[RECORDS TO USE start]

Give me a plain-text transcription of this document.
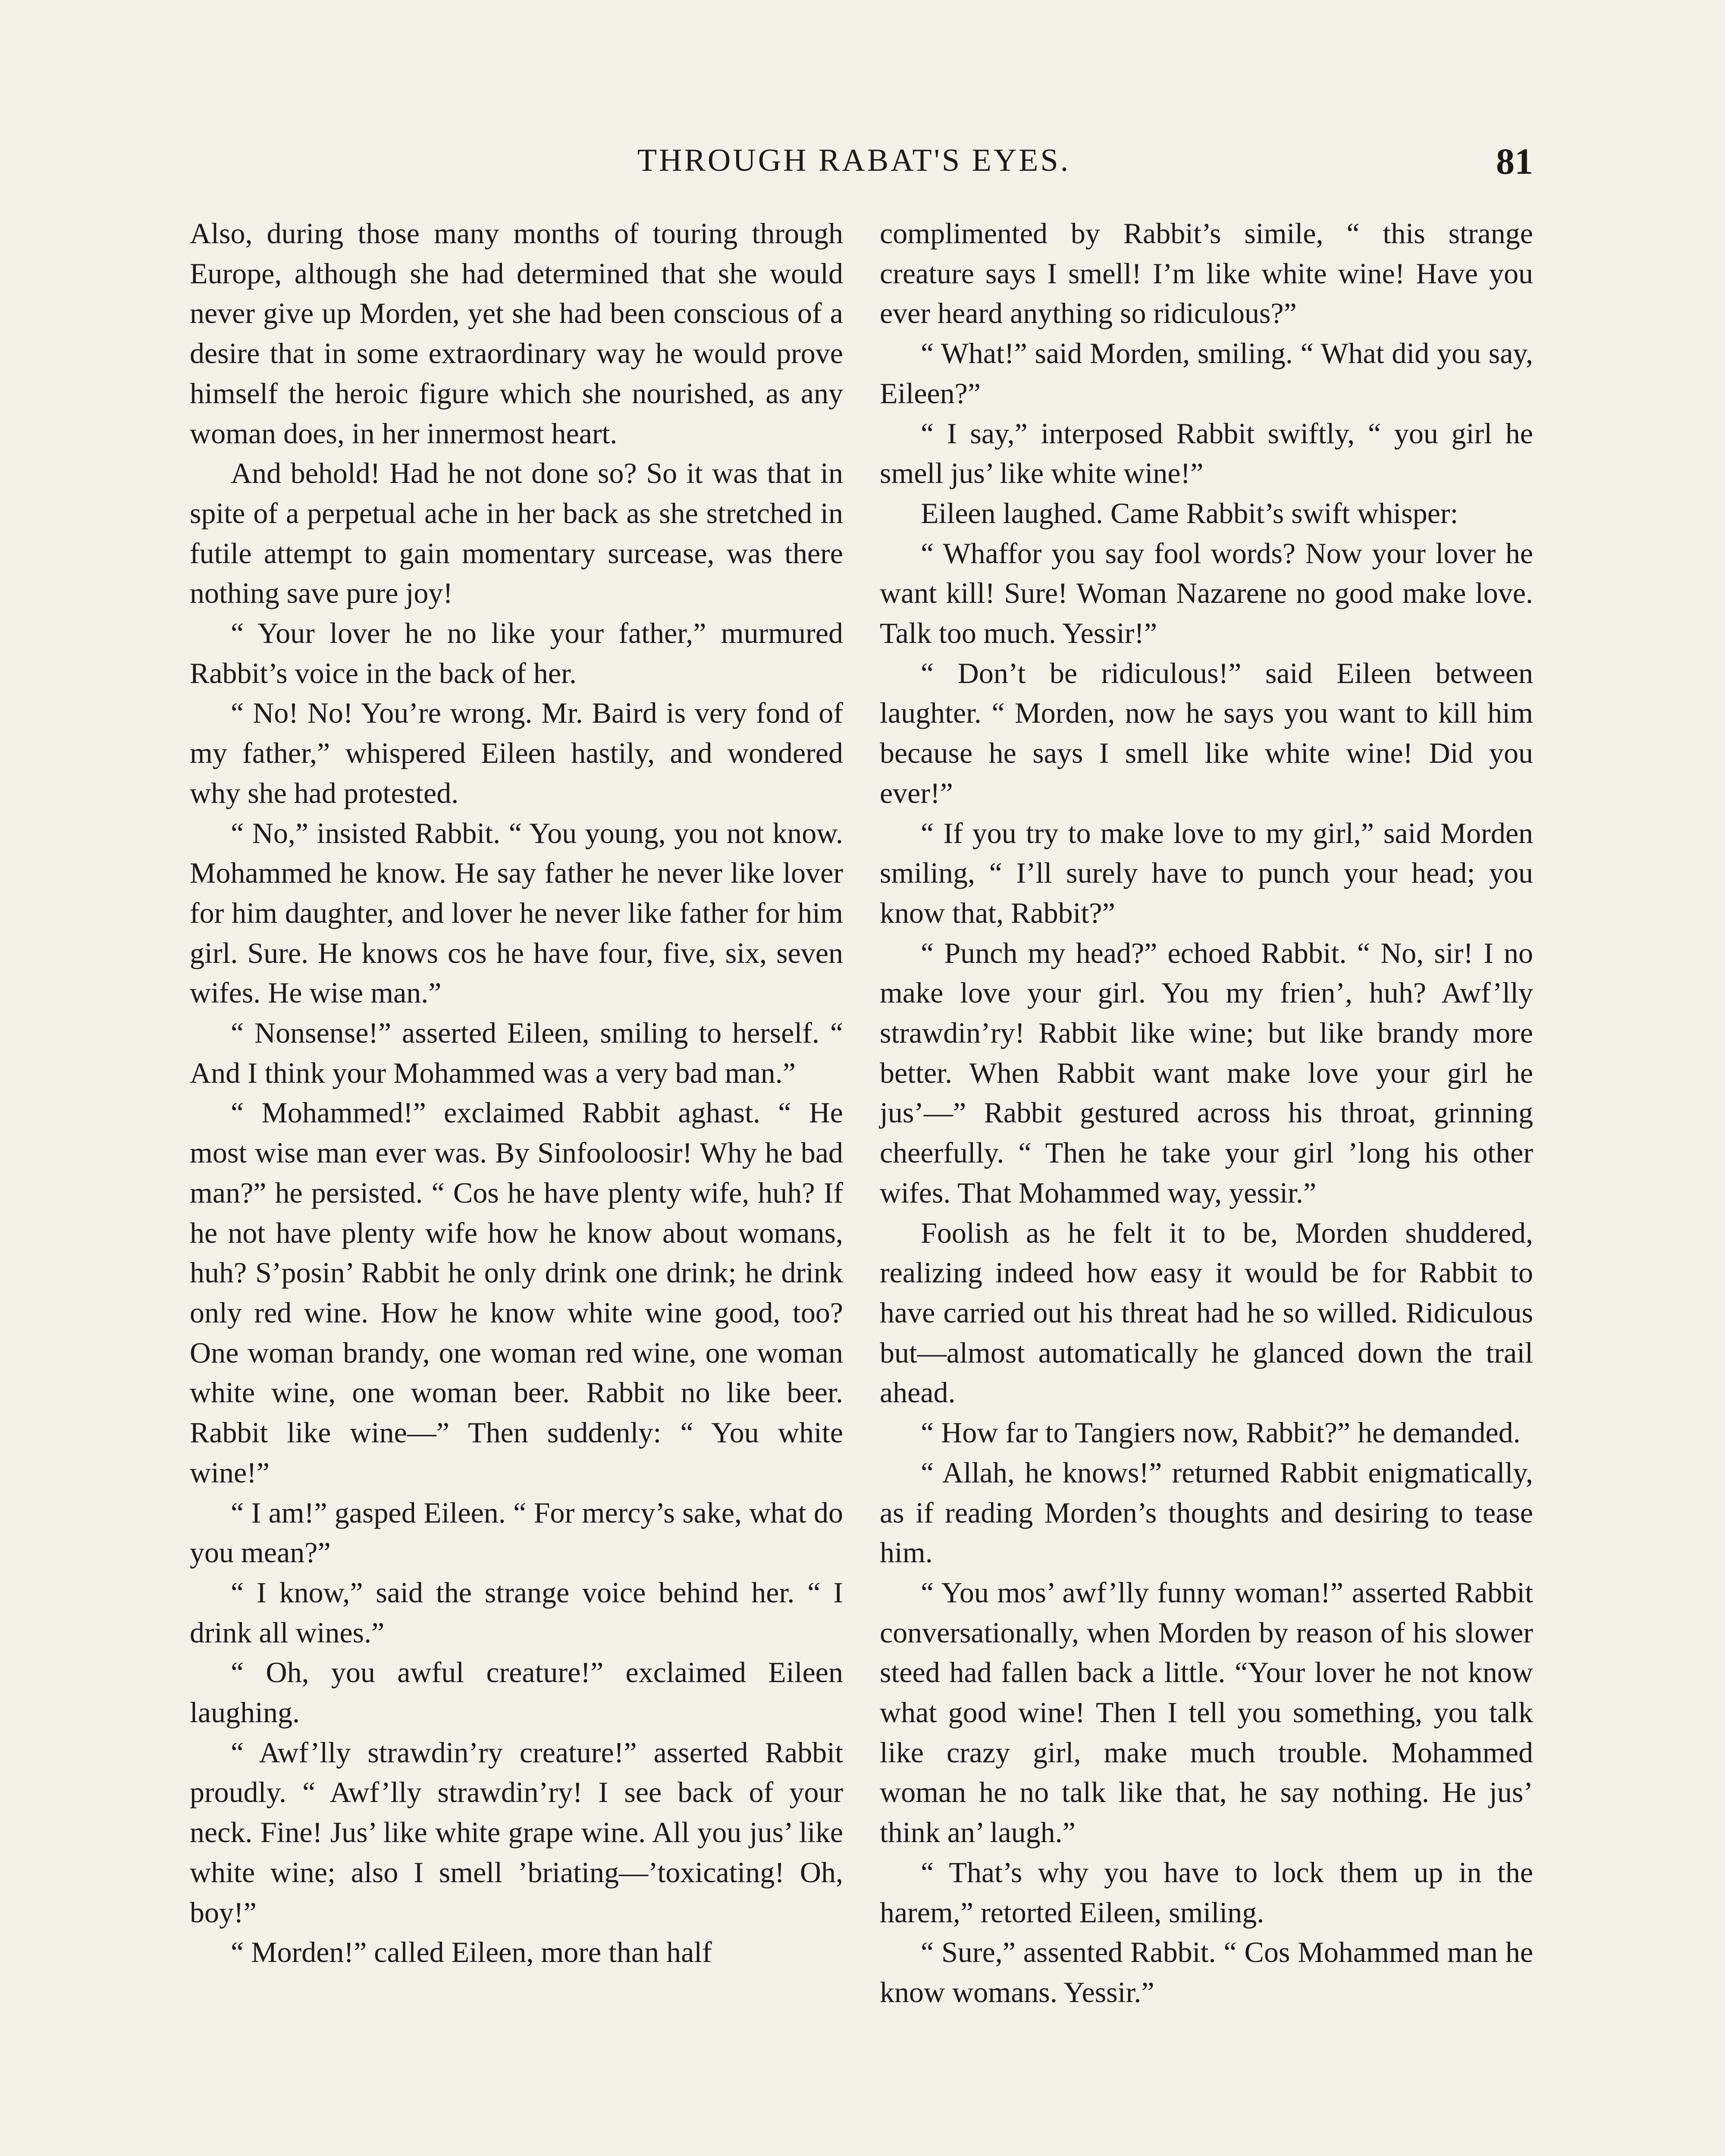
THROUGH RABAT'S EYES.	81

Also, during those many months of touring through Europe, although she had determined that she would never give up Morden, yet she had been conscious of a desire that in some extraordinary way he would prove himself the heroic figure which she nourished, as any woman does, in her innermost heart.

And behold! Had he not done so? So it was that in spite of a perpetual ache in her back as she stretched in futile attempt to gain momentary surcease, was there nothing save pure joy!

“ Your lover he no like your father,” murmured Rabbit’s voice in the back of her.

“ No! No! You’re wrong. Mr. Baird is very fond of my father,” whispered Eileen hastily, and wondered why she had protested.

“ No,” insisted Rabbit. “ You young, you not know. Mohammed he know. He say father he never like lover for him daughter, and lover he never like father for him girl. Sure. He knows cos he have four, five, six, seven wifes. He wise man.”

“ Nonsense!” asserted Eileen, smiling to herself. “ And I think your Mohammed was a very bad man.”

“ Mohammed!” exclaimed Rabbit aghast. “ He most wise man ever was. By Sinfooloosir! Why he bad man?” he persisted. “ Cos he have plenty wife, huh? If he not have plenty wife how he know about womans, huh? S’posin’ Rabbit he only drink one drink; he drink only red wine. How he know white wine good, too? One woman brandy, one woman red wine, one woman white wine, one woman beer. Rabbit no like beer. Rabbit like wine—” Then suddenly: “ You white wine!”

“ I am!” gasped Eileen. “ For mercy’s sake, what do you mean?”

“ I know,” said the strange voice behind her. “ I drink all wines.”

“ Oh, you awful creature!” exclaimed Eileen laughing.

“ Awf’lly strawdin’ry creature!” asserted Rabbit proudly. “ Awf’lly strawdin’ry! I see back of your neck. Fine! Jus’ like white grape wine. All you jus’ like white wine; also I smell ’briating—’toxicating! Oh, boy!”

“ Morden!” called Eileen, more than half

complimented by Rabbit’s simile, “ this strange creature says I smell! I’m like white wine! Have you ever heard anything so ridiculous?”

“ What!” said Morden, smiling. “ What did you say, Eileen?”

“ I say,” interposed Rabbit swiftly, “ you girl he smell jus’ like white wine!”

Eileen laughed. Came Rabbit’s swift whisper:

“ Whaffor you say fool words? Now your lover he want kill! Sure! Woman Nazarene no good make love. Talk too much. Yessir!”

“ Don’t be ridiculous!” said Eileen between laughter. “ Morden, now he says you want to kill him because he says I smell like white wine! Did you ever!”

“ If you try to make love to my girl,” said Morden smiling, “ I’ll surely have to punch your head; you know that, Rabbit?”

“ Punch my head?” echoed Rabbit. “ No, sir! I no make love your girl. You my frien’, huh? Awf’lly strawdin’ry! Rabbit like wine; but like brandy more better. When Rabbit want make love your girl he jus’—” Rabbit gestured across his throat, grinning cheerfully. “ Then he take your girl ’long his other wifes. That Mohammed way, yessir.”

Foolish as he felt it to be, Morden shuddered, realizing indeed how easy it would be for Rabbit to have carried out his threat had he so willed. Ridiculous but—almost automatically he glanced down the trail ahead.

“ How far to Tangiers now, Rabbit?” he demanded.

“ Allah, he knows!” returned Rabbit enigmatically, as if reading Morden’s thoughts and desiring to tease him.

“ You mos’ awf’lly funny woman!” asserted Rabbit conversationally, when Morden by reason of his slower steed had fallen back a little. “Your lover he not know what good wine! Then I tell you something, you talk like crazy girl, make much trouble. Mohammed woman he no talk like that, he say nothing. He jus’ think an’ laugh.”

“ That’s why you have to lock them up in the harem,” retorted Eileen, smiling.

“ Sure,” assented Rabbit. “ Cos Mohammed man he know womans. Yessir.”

[RECORDS TO USE end]
[RECORDS TO USE start]

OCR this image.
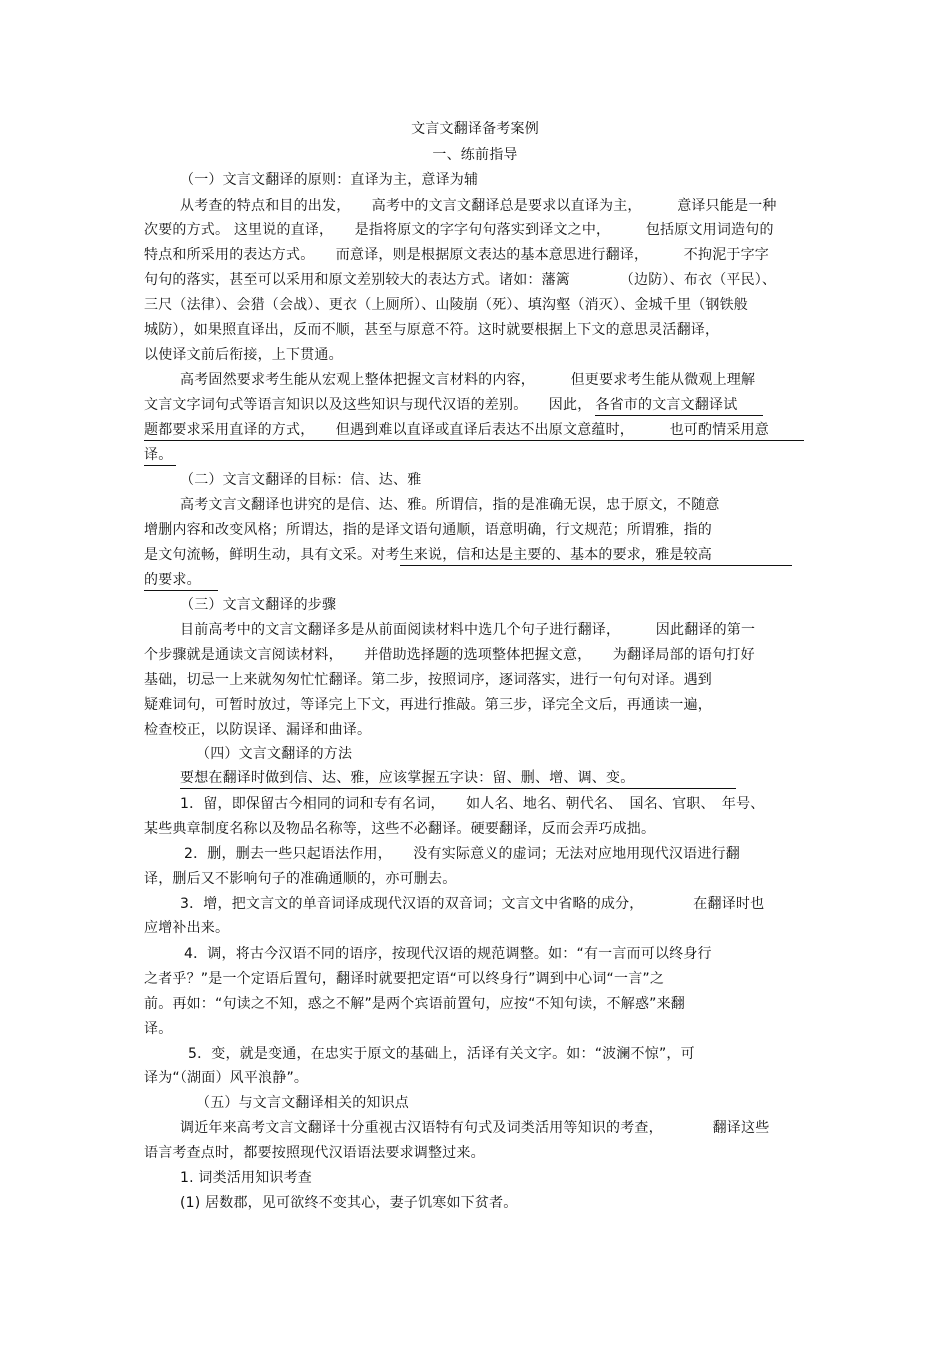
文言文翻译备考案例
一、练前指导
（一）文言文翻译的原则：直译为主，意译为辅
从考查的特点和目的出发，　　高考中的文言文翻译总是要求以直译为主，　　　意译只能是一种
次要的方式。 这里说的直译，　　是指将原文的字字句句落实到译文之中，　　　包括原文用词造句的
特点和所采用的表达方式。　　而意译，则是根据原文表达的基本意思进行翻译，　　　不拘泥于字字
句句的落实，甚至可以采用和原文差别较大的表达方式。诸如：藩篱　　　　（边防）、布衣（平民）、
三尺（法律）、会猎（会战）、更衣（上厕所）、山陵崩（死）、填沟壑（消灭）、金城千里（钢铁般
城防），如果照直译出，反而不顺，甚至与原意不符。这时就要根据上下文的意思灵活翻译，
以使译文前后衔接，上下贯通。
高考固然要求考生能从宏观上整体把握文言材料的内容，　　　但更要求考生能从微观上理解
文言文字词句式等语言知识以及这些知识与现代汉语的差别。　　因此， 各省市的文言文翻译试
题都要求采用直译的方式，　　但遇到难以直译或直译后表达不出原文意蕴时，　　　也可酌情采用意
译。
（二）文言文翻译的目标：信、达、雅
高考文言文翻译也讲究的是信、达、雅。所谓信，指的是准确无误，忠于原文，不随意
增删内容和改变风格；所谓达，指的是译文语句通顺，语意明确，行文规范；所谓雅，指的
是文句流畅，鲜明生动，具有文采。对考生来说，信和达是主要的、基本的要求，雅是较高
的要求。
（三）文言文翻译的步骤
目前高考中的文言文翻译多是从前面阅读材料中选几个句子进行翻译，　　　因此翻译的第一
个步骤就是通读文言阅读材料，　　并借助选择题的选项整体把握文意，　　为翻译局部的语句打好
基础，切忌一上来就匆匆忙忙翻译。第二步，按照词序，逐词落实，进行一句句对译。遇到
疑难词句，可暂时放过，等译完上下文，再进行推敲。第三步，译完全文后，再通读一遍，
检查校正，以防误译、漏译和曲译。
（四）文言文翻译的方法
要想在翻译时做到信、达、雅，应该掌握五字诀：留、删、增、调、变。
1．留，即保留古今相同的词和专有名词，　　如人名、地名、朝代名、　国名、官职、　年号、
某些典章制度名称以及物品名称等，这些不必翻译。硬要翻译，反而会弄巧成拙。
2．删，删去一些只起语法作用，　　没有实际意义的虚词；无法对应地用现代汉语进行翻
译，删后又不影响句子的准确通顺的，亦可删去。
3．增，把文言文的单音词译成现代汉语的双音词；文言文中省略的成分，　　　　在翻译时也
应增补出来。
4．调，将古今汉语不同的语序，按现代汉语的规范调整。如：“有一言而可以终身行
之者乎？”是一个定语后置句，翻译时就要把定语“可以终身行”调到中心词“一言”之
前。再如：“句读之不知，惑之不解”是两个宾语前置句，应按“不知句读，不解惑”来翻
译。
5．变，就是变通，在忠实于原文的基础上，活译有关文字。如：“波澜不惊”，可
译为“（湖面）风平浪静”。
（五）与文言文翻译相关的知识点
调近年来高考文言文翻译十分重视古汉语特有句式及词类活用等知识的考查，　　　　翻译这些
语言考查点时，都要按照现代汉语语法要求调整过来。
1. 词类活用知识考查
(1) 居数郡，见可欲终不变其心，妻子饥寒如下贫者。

[RECORDS TO USE end]

### TASK DESCRIPTION
Determine the number of lines containing "father". Write only that number.

### RESULT
3